* The input
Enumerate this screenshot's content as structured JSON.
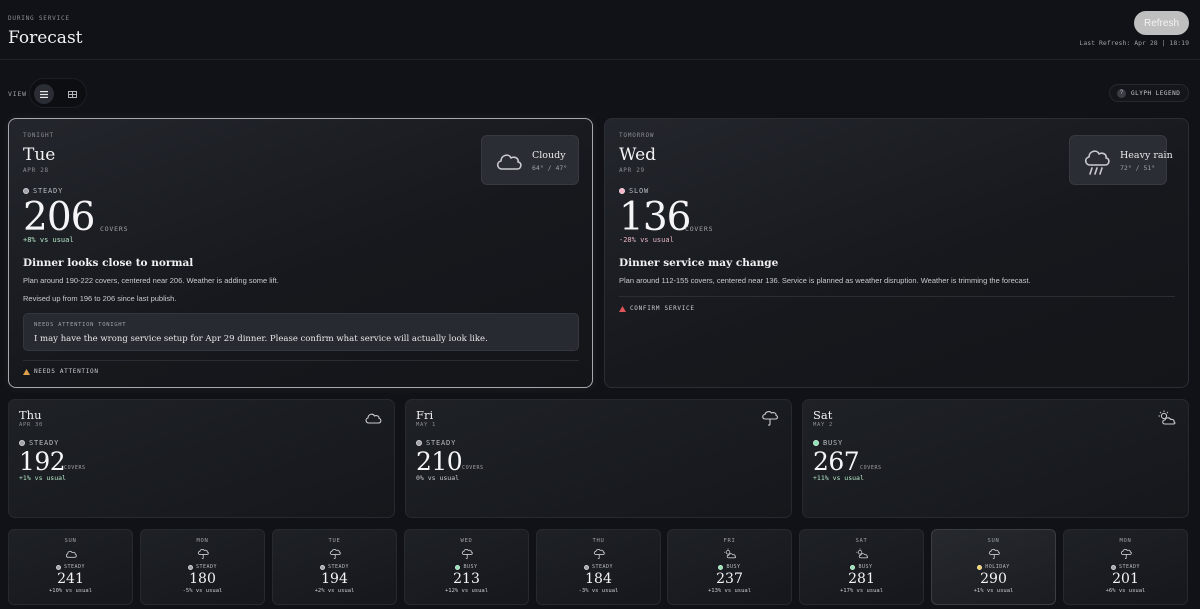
{
  "header": {
    "eyebrow": "DURING SERVICE",
    "title": "Forecast",
    "refresh_label": "Refresh",
    "last_refresh": "Last Refresh: Apr 28 | 18:19"
  },
  "toolbar": {
    "view_label": "VIEW",
    "view_options": [
      "list",
      "grid"
    ],
    "view_selected": "list",
    "legend_label": "GLYPH LEGEND"
  },
  "big_cards": [
    {
      "eyebrow": "TONIGHT",
      "day": "Tue",
      "date": "APR 28",
      "weather_condition": "Cloudy",
      "weather_temp": "64° / 47°",
      "weather_icon": "cloud-icon",
      "status": "STEADY",
      "covers": "206",
      "covers_label": "COVERS",
      "delta": "+8% vs usual",
      "headline": "Dinner looks close to normal",
      "plan": "Plan around 190-222 covers, centered near 206. Weather is adding some lift.",
      "revised": "Revised up from 196 to 206 since last publish.",
      "attention_label": "NEEDS ATTENTION TONIGHT",
      "attention_message": "I may have the wrong service setup for Apr 29 dinner. Please confirm what service will actually look like.",
      "footer_warning": "NEEDS ATTENTION"
    },
    {
      "eyebrow": "TOMORROW",
      "day": "Wed",
      "date": "APR 29",
      "weather_condition": "Heavy rain",
      "weather_temp": "72° / 51°",
      "weather_icon": "rain-cloud-icon",
      "status": "SLOW",
      "covers": "136",
      "covers_label": "COVERS",
      "delta": "-28% vs usual",
      "headline": "Dinner service may change",
      "plan": "Plan around 112-155 covers, centered near 136. Service is planned as weather disruption. Weather is trimming the forecast.",
      "footer_warning": "CONFIRM SERVICE"
    }
  ],
  "mid_cards": [
    {
      "day": "Thu",
      "date": "APR 30",
      "status": "STEADY",
      "covers": "192",
      "covers_label": "COVERS",
      "delta": "+1% vs usual",
      "icon": "cloud-icon"
    },
    {
      "day": "Fri",
      "date": "MAY 1",
      "status": "STEADY",
      "covers": "210",
      "covers_label": "COVERS",
      "delta": "0% vs usual",
      "icon": "umbrella-cloud-icon"
    },
    {
      "day": "Sat",
      "date": "MAY 2",
      "status": "BUSY",
      "covers": "267",
      "covers_label": "COVERS",
      "delta": "+11% vs usual",
      "icon": "sun-cloud-icon"
    }
  ],
  "small_cards": [
    {
      "day": "SUN",
      "status": "STEADY",
      "covers": "241",
      "delta": "+10% vs usual",
      "icon": "cloud-icon"
    },
    {
      "day": "MON",
      "status": "STEADY",
      "covers": "180",
      "delta": "-5% vs usual",
      "icon": "umbrella-cloud-icon"
    },
    {
      "day": "TUE",
      "status": "STEADY",
      "covers": "194",
      "delta": "+2% vs usual",
      "icon": "umbrella-cloud-icon"
    },
    {
      "day": "WED",
      "status": "BUSY",
      "covers": "213",
      "delta": "+12% vs usual",
      "icon": "umbrella-cloud-icon"
    },
    {
      "day": "THU",
      "status": "STEADY",
      "covers": "184",
      "delta": "-3% vs usual",
      "icon": "umbrella-cloud-icon"
    },
    {
      "day": "FRI",
      "status": "BUSY",
      "covers": "237",
      "delta": "+13% vs usual",
      "icon": "sun-cloud-icon"
    },
    {
      "day": "SAT",
      "status": "BUSY",
      "covers": "281",
      "delta": "+17% vs usual",
      "icon": "sun-cloud-icon"
    },
    {
      "day": "SUN",
      "status": "HOLIDAY",
      "covers": "290",
      "delta": "+1% vs usual",
      "icon": "umbrella-cloud-icon"
    },
    {
      "day": "MON",
      "status": "STEADY",
      "covers": "201",
      "delta": "+6% vs usual",
      "icon": "umbrella-cloud-icon"
    }
  ],
  "colors": {
    "background": "#101217",
    "steady": "#9ea1a8",
    "slow": "#f2b6c6",
    "busy": "#8fe0b0",
    "holiday": "#f0d06a",
    "warning": "#e0a04a",
    "alert": "#e0555a"
  }
}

* Exercise objective
Copy all lines from the entries that contain the word "NEEDS".

* Task answer
      "attention_label": "NEEDS ATTENTION TONIGHT",
      "footer_warning": "NEEDS ATTENTION"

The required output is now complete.